- Objective
Across the entries below, count the lines in which the word "sommet" occurs. Reply with the count alone.

□ □ □

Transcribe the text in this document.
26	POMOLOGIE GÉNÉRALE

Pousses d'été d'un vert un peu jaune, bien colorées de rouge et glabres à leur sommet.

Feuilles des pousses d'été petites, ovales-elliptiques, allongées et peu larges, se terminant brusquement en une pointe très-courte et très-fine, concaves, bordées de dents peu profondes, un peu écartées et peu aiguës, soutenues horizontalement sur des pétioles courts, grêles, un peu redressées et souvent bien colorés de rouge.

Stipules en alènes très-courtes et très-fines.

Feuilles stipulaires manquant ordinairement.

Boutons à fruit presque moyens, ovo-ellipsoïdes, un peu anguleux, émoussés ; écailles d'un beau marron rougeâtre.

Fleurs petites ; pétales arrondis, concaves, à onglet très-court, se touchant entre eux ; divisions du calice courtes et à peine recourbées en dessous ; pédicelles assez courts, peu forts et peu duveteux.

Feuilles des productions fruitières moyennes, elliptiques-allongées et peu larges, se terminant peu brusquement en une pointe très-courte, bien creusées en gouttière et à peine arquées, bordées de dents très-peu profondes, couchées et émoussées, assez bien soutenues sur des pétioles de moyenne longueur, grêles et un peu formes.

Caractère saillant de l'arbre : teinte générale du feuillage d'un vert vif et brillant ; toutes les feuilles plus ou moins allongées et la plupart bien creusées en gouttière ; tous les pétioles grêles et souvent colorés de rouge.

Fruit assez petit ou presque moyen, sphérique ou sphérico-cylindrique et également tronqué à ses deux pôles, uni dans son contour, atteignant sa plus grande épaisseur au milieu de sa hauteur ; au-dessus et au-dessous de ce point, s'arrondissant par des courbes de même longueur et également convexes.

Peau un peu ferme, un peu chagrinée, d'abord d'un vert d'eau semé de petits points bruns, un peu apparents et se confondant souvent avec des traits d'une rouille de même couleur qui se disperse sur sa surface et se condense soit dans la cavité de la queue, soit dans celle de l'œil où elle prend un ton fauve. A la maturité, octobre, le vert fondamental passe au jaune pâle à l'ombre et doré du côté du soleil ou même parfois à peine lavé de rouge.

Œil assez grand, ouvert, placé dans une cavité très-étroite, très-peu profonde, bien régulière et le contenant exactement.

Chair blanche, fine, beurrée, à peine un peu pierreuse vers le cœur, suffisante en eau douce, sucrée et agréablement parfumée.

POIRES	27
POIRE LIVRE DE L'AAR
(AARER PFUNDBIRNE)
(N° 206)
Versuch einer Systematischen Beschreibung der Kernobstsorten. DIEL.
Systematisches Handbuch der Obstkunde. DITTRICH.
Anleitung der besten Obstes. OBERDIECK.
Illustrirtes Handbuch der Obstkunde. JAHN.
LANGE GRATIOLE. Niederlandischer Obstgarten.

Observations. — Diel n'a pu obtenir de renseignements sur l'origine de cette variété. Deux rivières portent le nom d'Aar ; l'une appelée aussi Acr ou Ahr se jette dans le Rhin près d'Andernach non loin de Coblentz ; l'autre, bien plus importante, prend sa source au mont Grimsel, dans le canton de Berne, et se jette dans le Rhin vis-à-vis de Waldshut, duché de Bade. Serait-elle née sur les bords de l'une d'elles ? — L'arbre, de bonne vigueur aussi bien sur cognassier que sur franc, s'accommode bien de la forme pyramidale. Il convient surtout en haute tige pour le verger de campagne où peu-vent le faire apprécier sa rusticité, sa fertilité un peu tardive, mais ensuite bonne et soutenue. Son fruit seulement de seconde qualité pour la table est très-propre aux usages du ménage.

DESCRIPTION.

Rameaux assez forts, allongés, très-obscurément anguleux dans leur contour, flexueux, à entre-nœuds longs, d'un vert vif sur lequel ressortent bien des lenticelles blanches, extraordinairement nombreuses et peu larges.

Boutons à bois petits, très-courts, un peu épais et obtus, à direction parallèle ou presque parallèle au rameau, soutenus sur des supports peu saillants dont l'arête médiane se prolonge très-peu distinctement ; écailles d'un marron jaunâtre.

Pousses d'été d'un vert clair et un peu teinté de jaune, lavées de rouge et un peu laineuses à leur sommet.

□ □ □

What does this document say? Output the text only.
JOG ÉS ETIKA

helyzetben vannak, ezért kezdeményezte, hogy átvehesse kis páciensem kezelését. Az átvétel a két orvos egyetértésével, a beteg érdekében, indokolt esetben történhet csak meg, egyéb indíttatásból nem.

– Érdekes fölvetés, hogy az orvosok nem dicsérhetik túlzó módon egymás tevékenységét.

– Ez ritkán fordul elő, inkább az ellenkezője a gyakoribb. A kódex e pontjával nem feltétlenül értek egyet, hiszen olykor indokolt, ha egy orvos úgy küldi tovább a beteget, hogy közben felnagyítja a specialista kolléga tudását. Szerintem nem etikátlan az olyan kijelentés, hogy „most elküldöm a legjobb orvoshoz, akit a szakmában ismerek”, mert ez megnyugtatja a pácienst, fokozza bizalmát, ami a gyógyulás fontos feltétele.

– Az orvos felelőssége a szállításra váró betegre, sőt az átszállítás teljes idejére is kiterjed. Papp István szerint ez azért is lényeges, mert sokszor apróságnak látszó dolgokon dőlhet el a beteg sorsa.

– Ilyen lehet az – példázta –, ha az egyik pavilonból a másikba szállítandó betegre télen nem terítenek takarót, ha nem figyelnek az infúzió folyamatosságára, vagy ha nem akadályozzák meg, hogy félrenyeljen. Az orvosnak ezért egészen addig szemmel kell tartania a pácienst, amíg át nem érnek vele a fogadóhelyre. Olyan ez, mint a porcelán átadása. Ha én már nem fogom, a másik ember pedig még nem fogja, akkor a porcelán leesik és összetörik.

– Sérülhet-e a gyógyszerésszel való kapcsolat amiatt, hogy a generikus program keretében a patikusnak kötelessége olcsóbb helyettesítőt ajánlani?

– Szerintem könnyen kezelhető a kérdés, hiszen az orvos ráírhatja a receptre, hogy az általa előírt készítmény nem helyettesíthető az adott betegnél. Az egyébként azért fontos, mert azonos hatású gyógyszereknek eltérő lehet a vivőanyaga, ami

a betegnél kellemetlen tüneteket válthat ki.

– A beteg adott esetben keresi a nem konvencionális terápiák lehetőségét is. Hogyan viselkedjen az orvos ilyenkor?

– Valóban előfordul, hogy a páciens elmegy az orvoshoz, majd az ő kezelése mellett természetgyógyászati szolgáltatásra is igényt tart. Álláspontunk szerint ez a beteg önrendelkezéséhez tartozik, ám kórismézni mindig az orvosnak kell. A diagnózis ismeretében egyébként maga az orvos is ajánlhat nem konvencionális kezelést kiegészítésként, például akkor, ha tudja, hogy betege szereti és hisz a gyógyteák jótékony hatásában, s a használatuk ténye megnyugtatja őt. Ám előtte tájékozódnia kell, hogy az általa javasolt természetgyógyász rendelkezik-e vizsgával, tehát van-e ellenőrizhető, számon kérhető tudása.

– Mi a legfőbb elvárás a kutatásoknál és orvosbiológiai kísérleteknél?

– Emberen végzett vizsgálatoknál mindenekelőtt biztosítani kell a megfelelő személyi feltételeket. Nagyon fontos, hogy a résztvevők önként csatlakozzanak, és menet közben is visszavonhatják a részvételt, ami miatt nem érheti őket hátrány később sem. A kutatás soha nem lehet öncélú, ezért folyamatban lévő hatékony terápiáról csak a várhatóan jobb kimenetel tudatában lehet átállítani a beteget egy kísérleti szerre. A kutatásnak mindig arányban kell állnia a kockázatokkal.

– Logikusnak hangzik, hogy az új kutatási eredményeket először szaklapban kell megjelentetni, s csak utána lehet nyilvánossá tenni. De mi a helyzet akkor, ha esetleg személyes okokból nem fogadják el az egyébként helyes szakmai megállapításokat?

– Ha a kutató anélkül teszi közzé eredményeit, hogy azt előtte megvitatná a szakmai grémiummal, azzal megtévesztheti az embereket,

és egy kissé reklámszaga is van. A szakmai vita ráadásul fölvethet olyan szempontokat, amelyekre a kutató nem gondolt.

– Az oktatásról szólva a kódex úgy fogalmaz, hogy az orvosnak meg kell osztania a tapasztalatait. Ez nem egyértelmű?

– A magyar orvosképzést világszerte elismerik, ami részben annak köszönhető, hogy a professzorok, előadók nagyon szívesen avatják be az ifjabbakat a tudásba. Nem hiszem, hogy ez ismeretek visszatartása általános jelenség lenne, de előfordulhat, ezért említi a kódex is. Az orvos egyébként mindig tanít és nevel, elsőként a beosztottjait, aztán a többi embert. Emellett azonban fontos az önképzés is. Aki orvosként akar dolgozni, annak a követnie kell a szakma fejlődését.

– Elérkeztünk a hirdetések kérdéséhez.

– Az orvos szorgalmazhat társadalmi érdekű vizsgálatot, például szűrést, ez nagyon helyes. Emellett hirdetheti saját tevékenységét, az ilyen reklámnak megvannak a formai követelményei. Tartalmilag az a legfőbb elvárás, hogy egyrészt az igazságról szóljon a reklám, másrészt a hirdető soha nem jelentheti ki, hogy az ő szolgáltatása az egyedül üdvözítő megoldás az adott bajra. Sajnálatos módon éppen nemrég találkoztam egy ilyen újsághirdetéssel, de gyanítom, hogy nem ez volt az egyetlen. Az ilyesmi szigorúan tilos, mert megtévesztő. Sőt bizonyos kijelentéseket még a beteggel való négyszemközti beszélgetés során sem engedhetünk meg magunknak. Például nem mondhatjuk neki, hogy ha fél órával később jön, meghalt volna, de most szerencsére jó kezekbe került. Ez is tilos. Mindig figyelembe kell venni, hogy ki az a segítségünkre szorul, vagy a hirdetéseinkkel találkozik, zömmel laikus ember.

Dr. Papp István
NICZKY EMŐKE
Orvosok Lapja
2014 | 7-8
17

□ □ □

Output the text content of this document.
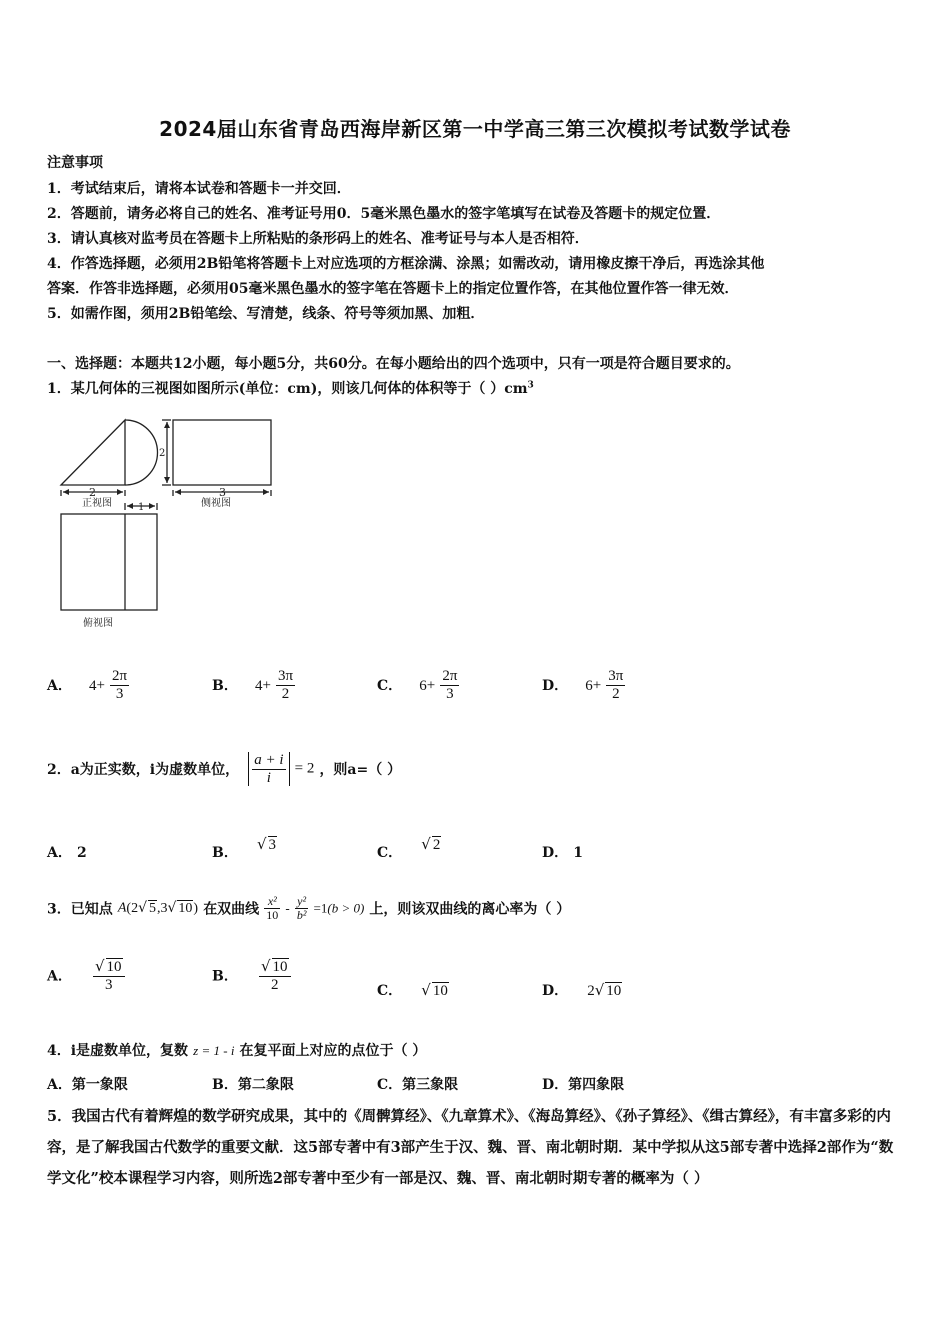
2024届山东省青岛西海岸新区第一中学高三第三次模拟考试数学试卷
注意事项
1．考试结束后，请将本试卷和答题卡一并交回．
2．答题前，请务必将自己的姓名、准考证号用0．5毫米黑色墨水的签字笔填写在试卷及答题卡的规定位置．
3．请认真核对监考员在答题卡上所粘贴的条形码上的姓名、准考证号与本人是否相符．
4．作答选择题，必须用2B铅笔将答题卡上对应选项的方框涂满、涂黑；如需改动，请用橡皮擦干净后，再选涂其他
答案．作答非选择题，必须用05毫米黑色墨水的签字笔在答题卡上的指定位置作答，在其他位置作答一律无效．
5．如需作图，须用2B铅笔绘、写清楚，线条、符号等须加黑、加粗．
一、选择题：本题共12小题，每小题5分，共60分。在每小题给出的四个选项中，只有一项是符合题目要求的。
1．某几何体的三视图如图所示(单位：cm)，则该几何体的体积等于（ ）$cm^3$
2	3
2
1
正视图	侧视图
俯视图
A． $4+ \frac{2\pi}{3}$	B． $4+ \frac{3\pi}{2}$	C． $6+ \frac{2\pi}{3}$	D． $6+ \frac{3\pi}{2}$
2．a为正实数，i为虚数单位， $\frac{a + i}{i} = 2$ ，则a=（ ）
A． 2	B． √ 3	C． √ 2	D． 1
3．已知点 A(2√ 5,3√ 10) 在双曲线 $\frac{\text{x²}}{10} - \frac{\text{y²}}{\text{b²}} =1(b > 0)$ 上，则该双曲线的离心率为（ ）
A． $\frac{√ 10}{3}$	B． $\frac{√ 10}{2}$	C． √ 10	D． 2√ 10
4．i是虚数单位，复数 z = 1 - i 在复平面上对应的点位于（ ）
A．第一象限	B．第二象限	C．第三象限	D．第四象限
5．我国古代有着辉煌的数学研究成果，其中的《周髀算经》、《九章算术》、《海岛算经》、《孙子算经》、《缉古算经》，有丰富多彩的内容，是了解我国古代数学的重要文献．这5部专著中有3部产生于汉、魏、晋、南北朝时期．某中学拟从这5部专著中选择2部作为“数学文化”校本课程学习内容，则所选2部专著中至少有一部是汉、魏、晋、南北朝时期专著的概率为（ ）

□ □ □

- Task solution
2